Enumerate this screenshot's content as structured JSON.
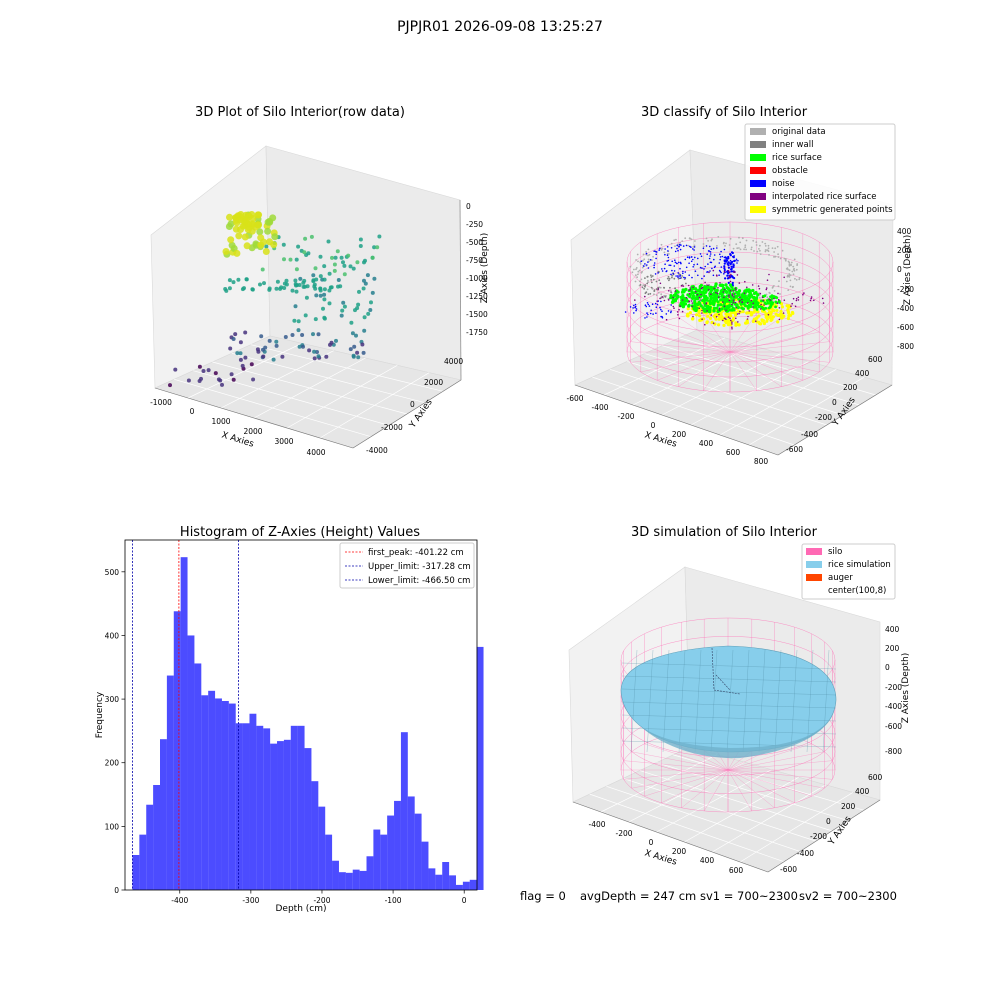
{
  "suptitle": "PJPJR01 2026-09-08 13:25:27",
  "footer": {
    "flag": "flag = 0",
    "avg_depth": "avgDepth = 247 cm",
    "sv1": "sv1 = 700~2300",
    "sv2": "sv2 = 700~2300"
  },
  "panel1": {
    "title": "3D Plot of Silo Interior(row data)",
    "xlabel": "X Axies",
    "ylabel": "Y Axies",
    "zlabel": "Z Axies (Depth)",
    "xticks": [
      "-1000",
      "0",
      "1000",
      "2000",
      "3000",
      "4000"
    ],
    "yticks": [
      "-4000",
      "-2000",
      "0",
      "2000",
      "4000"
    ],
    "zticks": [
      "0",
      "-250",
      "-500",
      "-750",
      "-1000",
      "-1250",
      "-1500",
      "-1750"
    ]
  },
  "panel2": {
    "title": "3D classify of Silo Interior",
    "xlabel": "X Axies",
    "ylabel": "Y Axies",
    "zlabel": "Z Axies (Depth)",
    "xticks": [
      "-600",
      "-400",
      "-200",
      "0",
      "200",
      "400",
      "600",
      "800"
    ],
    "yticks": [
      "-600",
      "-400",
      "-200",
      "0",
      "200",
      "400",
      "600"
    ],
    "zticks": [
      "400",
      "200",
      "0",
      "-200",
      "-400",
      "-600",
      "-800"
    ],
    "legend": [
      {
        "label": "original data",
        "color": "#b0b0b0"
      },
      {
        "label": "inner wall",
        "color": "#808080"
      },
      {
        "label": "rice surface",
        "color": "#00ff00"
      },
      {
        "label": "obstacle",
        "color": "#ff0000"
      },
      {
        "label": "noise",
        "color": "#0000ff"
      },
      {
        "label": "interpolated rice surface",
        "color": "#800080"
      },
      {
        "label": "symmetric generated points",
        "color": "#ffff00"
      }
    ]
  },
  "panel3": {
    "title": "3D simulation of Silo Interior",
    "xlabel": "X Axies",
    "ylabel": "Y Axies",
    "zlabel": "Z Axies (Depth)",
    "xticks": [
      "-400",
      "-200",
      "0",
      "200",
      "400",
      "600"
    ],
    "yticks": [
      "-600",
      "-400",
      "-200",
      "0",
      "200",
      "400",
      "600"
    ],
    "zticks": [
      "400",
      "200",
      "0",
      "-200",
      "-400",
      "-600",
      "-800"
    ],
    "legend": [
      {
        "label": "silo",
        "color": "#ff69b4"
      },
      {
        "label": "rice simulation",
        "color": "#87ceeb"
      },
      {
        "label": "auger",
        "color": "#ff4500"
      },
      {
        "label": "center(100,8)",
        "color": "#ffffff"
      }
    ]
  },
  "chart_data": {
    "type": "bar",
    "title": "Histogram of Z-Axies (Height) Values",
    "xlabel": "Depth (cm)",
    "ylabel": "Frequency",
    "xlim": [
      -477,
      18
    ],
    "ylim": [
      0,
      550
    ],
    "xticks": [
      -400,
      -300,
      -200,
      -100,
      0
    ],
    "yticks": [
      0,
      100,
      200,
      300,
      400,
      500
    ],
    "bar_color": "#0000ff",
    "bins": {
      "start": -466.5,
      "width": 9.68,
      "counts": [
        55,
        87,
        134,
        165,
        237,
        337,
        438,
        523,
        400,
        356,
        306,
        313,
        301,
        297,
        293,
        262,
        262,
        277,
        258,
        254,
        230,
        234,
        236,
        258,
        258,
        223,
        171,
        131,
        87,
        46,
        28,
        27,
        32,
        30,
        53,
        95,
        87,
        117,
        140,
        248,
        147,
        120,
        76,
        34,
        24,
        44,
        23,
        8,
        13,
        16,
        382
      ]
    },
    "vlines": [
      {
        "label": "first_peak: -401.22 cm",
        "x": -401.22,
        "color": "#ff0000"
      },
      {
        "label": "Upper_limit: -317.28 cm",
        "x": -317.28,
        "color": "#0000aa"
      },
      {
        "label": "Lower_limit: -466.50 cm",
        "x": -466.5,
        "color": "#0000aa"
      }
    ],
    "legend_position": "upper right"
  }
}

================

* Task
Tell how many lines of the data include the word "rice", and nothing else.

* Result
3